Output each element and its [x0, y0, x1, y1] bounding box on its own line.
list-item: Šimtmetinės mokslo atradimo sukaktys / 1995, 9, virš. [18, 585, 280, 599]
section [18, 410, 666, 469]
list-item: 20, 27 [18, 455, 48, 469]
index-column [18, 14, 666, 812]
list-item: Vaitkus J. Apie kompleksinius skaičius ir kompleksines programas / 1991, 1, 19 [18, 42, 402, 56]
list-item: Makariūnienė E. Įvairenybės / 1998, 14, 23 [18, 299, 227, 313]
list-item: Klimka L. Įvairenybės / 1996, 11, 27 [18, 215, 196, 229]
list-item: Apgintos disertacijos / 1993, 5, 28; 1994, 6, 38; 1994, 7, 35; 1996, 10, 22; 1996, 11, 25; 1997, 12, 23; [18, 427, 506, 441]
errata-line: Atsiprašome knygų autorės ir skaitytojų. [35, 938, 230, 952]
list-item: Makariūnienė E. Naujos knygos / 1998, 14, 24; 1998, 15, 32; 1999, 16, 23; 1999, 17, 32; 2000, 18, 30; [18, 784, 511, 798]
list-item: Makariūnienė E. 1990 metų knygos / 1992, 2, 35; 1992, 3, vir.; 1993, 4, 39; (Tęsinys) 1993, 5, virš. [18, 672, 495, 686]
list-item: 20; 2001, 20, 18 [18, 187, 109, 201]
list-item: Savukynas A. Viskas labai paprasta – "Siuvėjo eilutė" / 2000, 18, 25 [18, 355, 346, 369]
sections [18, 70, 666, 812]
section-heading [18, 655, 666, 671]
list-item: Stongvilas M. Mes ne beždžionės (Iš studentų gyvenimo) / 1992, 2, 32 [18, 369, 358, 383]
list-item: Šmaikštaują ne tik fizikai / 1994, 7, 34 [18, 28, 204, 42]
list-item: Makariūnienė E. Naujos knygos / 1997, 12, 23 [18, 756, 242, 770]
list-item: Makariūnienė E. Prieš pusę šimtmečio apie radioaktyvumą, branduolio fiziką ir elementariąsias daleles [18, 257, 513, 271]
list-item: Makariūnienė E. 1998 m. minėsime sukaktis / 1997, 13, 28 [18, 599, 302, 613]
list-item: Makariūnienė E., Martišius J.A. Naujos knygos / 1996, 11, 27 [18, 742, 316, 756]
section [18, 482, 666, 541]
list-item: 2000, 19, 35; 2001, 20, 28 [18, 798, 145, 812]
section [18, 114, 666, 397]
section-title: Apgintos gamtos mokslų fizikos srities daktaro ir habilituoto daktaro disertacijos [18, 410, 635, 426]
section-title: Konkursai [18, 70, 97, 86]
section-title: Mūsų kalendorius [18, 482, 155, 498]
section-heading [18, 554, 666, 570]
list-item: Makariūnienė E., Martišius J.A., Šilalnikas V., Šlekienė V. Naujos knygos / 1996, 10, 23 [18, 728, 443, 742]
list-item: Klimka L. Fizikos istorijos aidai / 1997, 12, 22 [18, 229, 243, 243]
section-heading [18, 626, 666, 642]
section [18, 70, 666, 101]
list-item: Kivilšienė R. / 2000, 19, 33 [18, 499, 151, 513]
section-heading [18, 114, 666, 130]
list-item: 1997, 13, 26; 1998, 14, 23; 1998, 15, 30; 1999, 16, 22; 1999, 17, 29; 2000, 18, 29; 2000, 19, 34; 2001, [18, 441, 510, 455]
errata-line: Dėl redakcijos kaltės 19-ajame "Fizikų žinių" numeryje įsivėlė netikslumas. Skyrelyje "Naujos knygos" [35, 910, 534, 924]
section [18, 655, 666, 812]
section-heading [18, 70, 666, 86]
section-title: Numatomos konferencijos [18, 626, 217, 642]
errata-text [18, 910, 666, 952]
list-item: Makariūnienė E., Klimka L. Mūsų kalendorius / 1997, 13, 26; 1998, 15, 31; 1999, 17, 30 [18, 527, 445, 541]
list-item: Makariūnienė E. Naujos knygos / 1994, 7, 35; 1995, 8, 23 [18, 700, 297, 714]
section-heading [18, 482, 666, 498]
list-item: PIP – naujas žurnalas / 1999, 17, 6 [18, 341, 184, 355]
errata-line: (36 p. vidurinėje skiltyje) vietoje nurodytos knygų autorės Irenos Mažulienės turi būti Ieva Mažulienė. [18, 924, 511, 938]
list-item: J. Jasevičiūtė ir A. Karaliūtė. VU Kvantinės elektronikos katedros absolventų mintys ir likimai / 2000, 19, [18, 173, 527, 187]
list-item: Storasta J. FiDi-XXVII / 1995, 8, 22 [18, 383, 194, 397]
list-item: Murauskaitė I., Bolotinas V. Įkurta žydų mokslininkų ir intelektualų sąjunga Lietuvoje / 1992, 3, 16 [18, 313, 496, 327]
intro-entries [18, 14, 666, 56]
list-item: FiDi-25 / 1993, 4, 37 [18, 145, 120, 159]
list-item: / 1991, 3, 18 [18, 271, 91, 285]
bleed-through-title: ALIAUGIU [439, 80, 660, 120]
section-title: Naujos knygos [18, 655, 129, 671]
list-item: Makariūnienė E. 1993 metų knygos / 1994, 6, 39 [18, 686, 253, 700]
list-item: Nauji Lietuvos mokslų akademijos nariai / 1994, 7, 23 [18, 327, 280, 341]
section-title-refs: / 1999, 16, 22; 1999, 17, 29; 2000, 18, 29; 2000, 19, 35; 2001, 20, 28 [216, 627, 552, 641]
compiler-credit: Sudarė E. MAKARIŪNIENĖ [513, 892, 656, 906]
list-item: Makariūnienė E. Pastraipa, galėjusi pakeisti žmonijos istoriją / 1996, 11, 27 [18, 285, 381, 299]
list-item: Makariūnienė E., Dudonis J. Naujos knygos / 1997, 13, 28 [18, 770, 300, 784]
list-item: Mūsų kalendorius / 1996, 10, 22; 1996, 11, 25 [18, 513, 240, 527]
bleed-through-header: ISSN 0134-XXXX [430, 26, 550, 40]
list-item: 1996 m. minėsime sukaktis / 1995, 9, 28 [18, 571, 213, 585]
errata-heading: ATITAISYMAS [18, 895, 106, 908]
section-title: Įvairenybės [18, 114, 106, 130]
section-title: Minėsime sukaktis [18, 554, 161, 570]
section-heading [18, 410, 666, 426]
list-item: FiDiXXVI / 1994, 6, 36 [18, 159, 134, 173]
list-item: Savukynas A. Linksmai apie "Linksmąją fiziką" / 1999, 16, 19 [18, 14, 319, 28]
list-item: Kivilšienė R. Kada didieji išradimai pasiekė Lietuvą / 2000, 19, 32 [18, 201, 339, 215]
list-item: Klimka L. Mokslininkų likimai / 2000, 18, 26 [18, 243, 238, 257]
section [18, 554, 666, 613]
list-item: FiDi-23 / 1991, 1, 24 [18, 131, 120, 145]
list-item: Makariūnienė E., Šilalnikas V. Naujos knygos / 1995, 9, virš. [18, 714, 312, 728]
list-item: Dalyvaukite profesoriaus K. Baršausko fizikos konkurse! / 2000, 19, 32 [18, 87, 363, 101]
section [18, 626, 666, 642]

════════════════

PROBLEM: Quote every line of the material above verbatim, in the same order, changing nothing.

WRITTEN SOLUTION:
Output each element and its [x0, y0, x1, y1] bounding box on its own line.
list-item: Šimtmetinės mokslo atradimo sukaktys / 1995, 9, virš. [18, 585, 280, 599]
section [18, 410, 666, 469]
list-item: 20, 27 [18, 455, 48, 469]
index-column [18, 14, 666, 812]
list-item: Vaitkus J. Apie kompleksinius skaičius ir kompleksines programas / 1991, 1, 19 [18, 42, 402, 56]
list-item: Makariūnienė E. Įvairenybės / 1998, 14, 23 [18, 299, 227, 313]
list-item: Klimka L. Įvairenybės / 1996, 11, 27 [18, 215, 196, 229]
list-item: Apgintos disertacijos / 1993, 5, 28; 1994, 6, 38; 1994, 7, 35; 1996, 10, 22; 1996, 11, 25; 1997, 12, 23; [18, 427, 506, 441]
errata-line: Atsiprašome knygų autorės ir skaitytojų. [35, 938, 230, 952]
list-item: Makariūnienė E. Naujos knygos / 1998, 14, 24; 1998, 15, 32; 1999, 16, 23; 1999, 17, 32; 2000, 18, 30; [18, 784, 511, 798]
list-item: Makariūnienė E. 1990 metų knygos / 1992, 2, 35; 1992, 3, vir.; 1993, 4, 39; (Tęsinys) 1993, 5, virš. [18, 672, 495, 686]
list-item: 20; 2001, 20, 18 [18, 187, 109, 201]
list-item: Savukynas A. Viskas labai paprasta – "Siuvėjo eilutė" / 2000, 18, 25 [18, 355, 346, 369]
sections [18, 70, 666, 812]
section-heading [18, 655, 666, 671]
list-item: Stongvilas M. Mes ne beždžionės (Iš studentų gyvenimo) / 1992, 2, 32 [18, 369, 358, 383]
list-item: Šmaikštaują ne tik fizikai / 1994, 7, 34 [18, 28, 204, 42]
list-item: Makariūnienė E. Naujos knygos / 1997, 12, 23 [18, 756, 242, 770]
list-item: Makariūnienė E. Prieš pusę šimtmečio apie radioaktyvumą, branduolio fiziką ir elementariąsias daleles [18, 257, 513, 271]
list-item: Makariūnienė E. 1998 m. minėsime sukaktis / 1997, 13, 28 [18, 599, 302, 613]
list-item: Makariūnienė E., Martišius J.A. Naujos knygos / 1996, 11, 27 [18, 742, 316, 756]
section [18, 482, 666, 541]
list-item: 2000, 19, 35; 2001, 20, 28 [18, 798, 145, 812]
section [18, 114, 666, 397]
section-title: Apgintos gamtos mokslų fizikos srities daktaro ir habilituoto daktaro disertacijos [18, 410, 635, 426]
section-title: Konkursai [18, 70, 97, 86]
section-title: Mūsų kalendorius [18, 482, 155, 498]
section-heading [18, 554, 666, 570]
list-item: Makariūnienė E., Martišius J.A., Šilalnikas V., Šlekienė V. Naujos knygos / 1996, 10, 23 [18, 728, 443, 742]
list-item: Klimka L. Fizikos istorijos aidai / 1997, 12, 22 [18, 229, 243, 243]
section-heading [18, 626, 666, 642]
section [18, 70, 666, 101]
list-item: Kivilšienė R. / 2000, 19, 33 [18, 499, 151, 513]
section-heading [18, 114, 666, 130]
list-item: 1997, 13, 26; 1998, 14, 23; 1998, 15, 30; 1999, 16, 22; 1999, 17, 29; 2000, 18, 29; 2000, 19, 34; 2001, [18, 441, 510, 455]
errata-line: Dėl redakcijos kaltės 19-ajame "Fizikų žinių" numeryje įsivėlė netikslumas. Skyrelyje "Naujos knygos" [35, 910, 534, 924]
section [18, 655, 666, 812]
section-heading [18, 70, 666, 86]
section-title: Numatomos konferencijos [18, 626, 217, 642]
errata-text [18, 910, 666, 952]
list-item: Makariūnienė E., Klimka L. Mūsų kalendorius / 1997, 13, 26; 1998, 15, 31; 1999, 17, 30 [18, 527, 445, 541]
list-item: Makariūnienė E. Naujos knygos / 1994, 7, 35; 1995, 8, 23 [18, 700, 297, 714]
section-heading [18, 482, 666, 498]
list-item: PIP – naujas žurnalas / 1999, 17, 6 [18, 341, 184, 355]
errata-line: (36 p. vidurinėje skiltyje) vietoje nurodytos knygų autorės Irenos Mažulienės turi būti Ieva Mažulienė. [18, 924, 511, 938]
list-item: J. Jasevičiūtė ir A. Karaliūtė. VU Kvantinės elektronikos katedros absolventų mintys ir likimai / 2000, 19, [18, 173, 527, 187]
list-item: Storasta J. FiDi-XXVII / 1995, 8, 22 [18, 383, 194, 397]
list-item: Murauskaitė I., Bolotinas V. Įkurta žydų mokslininkų ir intelektualų sąjunga Lietuvoje / 1992, 3, 16 [18, 313, 496, 327]
intro-entries [18, 14, 666, 56]
list-item: FiDi-25 / 1993, 4, 37 [18, 145, 120, 159]
list-item: / 1991, 3, 18 [18, 271, 91, 285]
bleed-through-title: ALIAUGIU [439, 80, 660, 120]
section-title: Naujos knygos [18, 655, 129, 671]
list-item: Makariūnienė E. 1993 metų knygos / 1994, 6, 39 [18, 686, 253, 700]
list-item: Nauji Lietuvos mokslų akademijos nariai / 1994, 7, 23 [18, 327, 280, 341]
section-title-refs: / 1999, 16, 22; 1999, 17, 29; 2000, 18, 29; 2000, 19, 35; 2001, 20, 28 [216, 627, 552, 641]
compiler-credit: Sudarė E. MAKARIŪNIENĖ [513, 892, 656, 906]
list-item: Makariūnienė E. Pastraipa, galėjusi pakeisti žmonijos istoriją / 1996, 11, 27 [18, 285, 381, 299]
list-item: Makariūnienė E., Dudonis J. Naujos knygos / 1997, 13, 28 [18, 770, 300, 784]
list-item: Mūsų kalendorius / 1996, 10, 22; 1996, 11, 25 [18, 513, 240, 527]
bleed-through-header: ISSN 0134-XXXX [430, 26, 550, 40]
list-item: 1996 m. minėsime sukaktis / 1995, 9, 28 [18, 571, 213, 585]
errata-heading: ATITAISYMAS [18, 895, 106, 908]
section-title: Įvairenybės [18, 114, 106, 130]
section-title: Minėsime sukaktis [18, 554, 161, 570]
section-heading [18, 410, 666, 426]
list-item: FiDiXXVI / 1994, 6, 36 [18, 159, 134, 173]
list-item: Savukynas A. Linksmai apie "Linksmąją fiziką" / 1999, 16, 19 [18, 14, 319, 28]
list-item: Kivilšienė R. Kada didieji išradimai pasiekė Lietuvą / 2000, 19, 32 [18, 201, 339, 215]
list-item: Klimka L. Mokslininkų likimai / 2000, 18, 26 [18, 243, 238, 257]
section [18, 554, 666, 613]
list-item: FiDi-23 / 1991, 1, 24 [18, 131, 120, 145]
list-item: Makariūnienė E., Šilalnikas V. Naujos knygos / 1995, 9, virš. [18, 714, 312, 728]
list-item: Dalyvaukite profesoriaus K. Baršausko fizikos konkurse! / 2000, 19, 32 [18, 87, 363, 101]
section [18, 626, 666, 642]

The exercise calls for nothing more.